━━━ Recorded data
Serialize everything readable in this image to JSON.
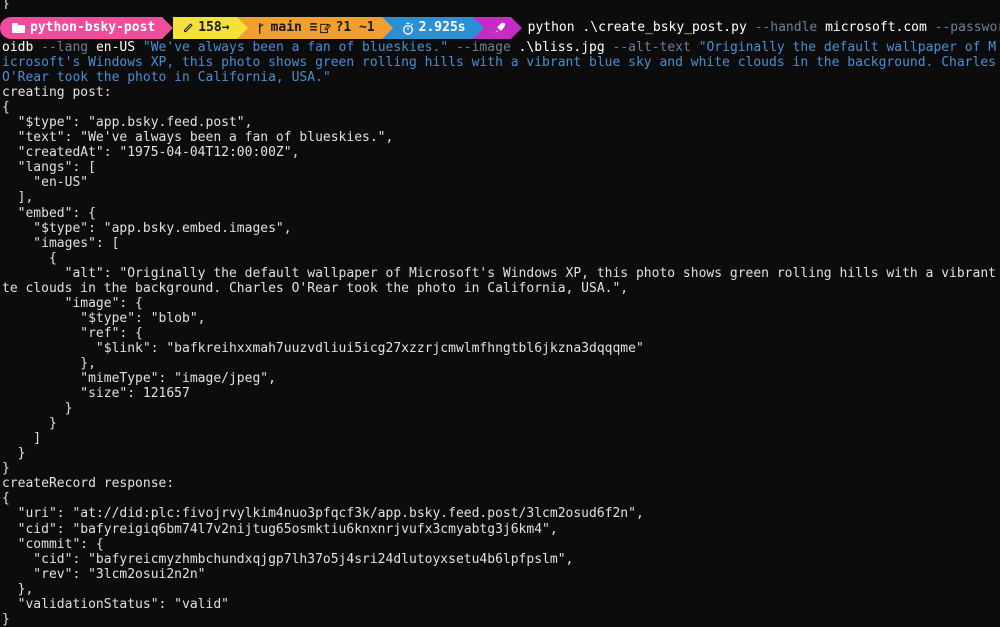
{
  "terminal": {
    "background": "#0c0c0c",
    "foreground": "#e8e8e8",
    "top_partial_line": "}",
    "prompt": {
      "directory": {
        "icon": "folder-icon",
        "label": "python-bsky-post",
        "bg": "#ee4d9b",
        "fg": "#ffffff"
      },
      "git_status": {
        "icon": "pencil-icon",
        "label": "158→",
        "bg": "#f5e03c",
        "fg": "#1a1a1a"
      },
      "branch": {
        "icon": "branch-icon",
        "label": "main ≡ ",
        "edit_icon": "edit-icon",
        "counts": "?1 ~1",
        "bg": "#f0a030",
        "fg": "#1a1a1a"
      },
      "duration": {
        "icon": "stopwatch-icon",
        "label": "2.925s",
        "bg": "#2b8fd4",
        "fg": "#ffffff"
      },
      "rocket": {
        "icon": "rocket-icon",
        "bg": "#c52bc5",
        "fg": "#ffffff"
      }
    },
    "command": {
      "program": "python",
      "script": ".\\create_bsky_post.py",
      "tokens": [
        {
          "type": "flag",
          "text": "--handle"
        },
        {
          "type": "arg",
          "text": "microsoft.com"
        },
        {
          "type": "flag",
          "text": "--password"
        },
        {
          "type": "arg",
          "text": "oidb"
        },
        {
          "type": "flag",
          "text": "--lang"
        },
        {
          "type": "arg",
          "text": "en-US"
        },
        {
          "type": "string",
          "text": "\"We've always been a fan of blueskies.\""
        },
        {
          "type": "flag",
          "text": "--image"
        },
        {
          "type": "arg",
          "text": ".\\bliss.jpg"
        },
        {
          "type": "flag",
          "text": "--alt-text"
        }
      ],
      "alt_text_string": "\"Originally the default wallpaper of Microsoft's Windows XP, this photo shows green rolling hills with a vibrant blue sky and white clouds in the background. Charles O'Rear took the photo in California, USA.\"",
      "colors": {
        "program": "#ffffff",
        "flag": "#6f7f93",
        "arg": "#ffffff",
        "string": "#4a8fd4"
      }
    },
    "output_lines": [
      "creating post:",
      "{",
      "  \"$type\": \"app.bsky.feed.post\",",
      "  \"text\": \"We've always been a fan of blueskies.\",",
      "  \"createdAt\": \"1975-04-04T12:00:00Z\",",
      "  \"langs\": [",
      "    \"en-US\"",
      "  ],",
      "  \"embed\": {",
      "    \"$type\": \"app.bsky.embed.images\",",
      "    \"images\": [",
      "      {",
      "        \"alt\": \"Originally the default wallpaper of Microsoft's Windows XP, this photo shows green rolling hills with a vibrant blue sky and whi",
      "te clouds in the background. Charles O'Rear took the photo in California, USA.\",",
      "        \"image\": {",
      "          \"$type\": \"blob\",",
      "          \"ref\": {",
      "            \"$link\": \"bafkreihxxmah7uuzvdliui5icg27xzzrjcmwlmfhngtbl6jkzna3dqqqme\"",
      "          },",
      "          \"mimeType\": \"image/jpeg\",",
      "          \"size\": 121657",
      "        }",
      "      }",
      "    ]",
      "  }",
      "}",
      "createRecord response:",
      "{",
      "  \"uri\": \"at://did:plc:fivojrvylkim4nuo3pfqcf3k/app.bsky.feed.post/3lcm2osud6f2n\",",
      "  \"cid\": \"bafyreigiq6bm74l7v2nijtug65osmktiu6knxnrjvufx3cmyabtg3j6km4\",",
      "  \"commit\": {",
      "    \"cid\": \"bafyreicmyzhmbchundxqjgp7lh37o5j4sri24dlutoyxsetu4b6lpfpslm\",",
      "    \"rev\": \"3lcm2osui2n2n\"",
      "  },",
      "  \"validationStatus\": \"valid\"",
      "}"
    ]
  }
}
━━━━━━
• Objective
Gather from the entries above all lines that include the string "shows".

• Written solution
      "alt_text_string": "\"Originally the default wallpaper of Microsoft's Windows XP, this photo shows green rolling hills with a vibrant blue sky and white clouds in the background. Charles O'Rear took the photo in California, USA.\"",
      "        \"alt\": \"Originally the default wallpaper of Microsoft's Windows XP, this photo shows green rolling hills with a vibrant blue sky and whi",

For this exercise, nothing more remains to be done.